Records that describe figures
_ _ _ _ _
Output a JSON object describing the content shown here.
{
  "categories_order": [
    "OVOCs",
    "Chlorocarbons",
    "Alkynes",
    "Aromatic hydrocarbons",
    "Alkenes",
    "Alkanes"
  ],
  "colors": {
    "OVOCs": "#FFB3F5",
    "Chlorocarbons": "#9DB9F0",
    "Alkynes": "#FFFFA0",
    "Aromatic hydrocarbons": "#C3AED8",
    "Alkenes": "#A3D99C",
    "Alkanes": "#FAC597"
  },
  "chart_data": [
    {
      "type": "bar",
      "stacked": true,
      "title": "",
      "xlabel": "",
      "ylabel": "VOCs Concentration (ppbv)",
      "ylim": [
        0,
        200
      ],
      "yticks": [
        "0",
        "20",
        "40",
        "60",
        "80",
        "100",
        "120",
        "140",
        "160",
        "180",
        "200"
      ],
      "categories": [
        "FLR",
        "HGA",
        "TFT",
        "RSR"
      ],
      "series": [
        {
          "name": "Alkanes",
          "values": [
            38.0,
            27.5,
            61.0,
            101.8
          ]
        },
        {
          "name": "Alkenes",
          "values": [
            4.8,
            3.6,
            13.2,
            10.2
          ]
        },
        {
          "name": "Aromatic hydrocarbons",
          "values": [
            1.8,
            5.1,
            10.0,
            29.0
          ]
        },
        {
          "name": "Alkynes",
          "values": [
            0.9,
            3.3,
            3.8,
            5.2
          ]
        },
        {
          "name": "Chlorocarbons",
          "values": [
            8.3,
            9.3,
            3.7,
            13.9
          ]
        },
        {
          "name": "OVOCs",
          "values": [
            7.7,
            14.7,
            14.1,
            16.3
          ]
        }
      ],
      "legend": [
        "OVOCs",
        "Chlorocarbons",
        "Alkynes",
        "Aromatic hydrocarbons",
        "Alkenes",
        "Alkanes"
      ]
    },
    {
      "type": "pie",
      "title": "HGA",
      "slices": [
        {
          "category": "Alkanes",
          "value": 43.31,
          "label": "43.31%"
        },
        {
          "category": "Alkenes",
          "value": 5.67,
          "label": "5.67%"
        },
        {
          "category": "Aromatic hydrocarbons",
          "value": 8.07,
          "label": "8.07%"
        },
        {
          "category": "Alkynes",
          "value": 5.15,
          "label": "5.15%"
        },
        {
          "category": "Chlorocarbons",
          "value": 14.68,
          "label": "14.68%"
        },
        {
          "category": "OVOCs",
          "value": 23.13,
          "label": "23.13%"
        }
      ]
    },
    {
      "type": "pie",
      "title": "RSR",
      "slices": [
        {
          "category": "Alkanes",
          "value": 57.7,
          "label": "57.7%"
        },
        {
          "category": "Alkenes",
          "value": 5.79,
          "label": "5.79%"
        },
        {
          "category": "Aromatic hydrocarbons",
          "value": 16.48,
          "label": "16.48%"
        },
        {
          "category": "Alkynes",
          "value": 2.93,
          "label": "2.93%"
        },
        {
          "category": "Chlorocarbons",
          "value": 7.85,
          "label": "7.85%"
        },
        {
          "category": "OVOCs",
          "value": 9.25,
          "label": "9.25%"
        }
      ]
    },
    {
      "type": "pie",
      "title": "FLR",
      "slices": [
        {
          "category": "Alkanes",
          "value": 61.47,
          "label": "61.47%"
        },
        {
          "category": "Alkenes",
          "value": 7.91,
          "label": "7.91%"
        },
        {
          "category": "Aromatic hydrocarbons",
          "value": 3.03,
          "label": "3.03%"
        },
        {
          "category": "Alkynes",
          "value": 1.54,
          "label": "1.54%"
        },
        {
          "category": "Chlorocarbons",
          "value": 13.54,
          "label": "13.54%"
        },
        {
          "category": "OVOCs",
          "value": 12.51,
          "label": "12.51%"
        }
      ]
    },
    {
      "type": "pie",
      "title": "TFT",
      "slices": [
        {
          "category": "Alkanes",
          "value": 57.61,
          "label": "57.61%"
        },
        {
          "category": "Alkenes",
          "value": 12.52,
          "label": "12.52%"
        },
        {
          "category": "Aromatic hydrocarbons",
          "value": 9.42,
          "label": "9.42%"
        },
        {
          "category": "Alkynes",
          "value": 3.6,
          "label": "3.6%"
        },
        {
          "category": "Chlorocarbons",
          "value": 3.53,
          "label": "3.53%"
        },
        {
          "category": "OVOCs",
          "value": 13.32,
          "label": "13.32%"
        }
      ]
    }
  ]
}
_ _ _ _ _
◆ What is asked ◆
Scan the listing above. Collect all lines with the word "name".

◆ Result for this exercise ◆
          "name": "Alkanes",
          "name": "Alkenes",
          "name": "Aromatic hydrocarbons",
          "name": "Alkynes",
          "name": "Chlorocarbons",
          "name": "OVOCs",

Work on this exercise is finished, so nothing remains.